• **Saved entries**:
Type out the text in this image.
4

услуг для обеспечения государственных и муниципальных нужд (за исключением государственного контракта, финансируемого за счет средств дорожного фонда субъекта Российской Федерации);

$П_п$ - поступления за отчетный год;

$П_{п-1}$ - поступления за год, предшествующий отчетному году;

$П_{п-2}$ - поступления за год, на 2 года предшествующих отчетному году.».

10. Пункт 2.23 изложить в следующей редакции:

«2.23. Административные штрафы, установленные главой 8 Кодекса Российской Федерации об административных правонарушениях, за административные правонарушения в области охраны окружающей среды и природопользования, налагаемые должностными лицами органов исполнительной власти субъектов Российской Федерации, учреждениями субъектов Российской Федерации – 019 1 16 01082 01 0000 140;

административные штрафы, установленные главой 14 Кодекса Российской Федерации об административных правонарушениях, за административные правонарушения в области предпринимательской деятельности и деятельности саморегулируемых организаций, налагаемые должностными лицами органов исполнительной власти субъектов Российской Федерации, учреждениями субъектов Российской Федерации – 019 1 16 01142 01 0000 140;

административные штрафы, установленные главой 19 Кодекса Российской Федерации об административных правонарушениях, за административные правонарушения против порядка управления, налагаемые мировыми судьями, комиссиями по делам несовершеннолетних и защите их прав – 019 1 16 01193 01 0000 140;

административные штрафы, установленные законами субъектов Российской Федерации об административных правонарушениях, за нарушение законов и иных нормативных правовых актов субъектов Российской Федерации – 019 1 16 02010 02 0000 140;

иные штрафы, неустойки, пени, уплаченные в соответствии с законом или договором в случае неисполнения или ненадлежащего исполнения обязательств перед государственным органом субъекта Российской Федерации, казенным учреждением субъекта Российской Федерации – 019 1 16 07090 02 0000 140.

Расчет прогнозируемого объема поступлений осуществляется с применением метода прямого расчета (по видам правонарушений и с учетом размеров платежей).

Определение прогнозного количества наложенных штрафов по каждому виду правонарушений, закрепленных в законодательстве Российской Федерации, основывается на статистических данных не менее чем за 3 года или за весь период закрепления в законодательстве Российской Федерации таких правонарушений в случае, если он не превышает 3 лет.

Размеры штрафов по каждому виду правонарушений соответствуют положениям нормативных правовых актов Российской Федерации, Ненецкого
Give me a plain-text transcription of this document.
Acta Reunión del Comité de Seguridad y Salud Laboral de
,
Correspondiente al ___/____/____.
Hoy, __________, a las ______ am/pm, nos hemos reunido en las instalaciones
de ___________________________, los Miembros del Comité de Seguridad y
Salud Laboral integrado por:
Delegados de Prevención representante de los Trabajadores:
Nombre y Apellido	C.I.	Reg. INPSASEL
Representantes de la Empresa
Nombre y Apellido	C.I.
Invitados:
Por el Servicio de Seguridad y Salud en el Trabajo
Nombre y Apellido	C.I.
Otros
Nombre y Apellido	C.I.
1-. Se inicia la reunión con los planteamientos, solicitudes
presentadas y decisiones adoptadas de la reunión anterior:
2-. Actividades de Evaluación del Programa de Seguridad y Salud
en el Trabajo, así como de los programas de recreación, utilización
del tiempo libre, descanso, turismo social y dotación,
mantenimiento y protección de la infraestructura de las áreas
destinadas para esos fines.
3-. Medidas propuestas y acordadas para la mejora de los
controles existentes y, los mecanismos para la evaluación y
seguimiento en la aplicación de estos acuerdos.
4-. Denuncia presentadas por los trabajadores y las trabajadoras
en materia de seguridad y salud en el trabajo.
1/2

• **Task to complete**:
Locate all lines in the listing above with the word "Comité" and copy them.

• **Result for this exercise**:
Acta Reunión del Comité de Seguridad y Salud Laboral de
de ___________________________, los Miembros del Comité de Seguridad y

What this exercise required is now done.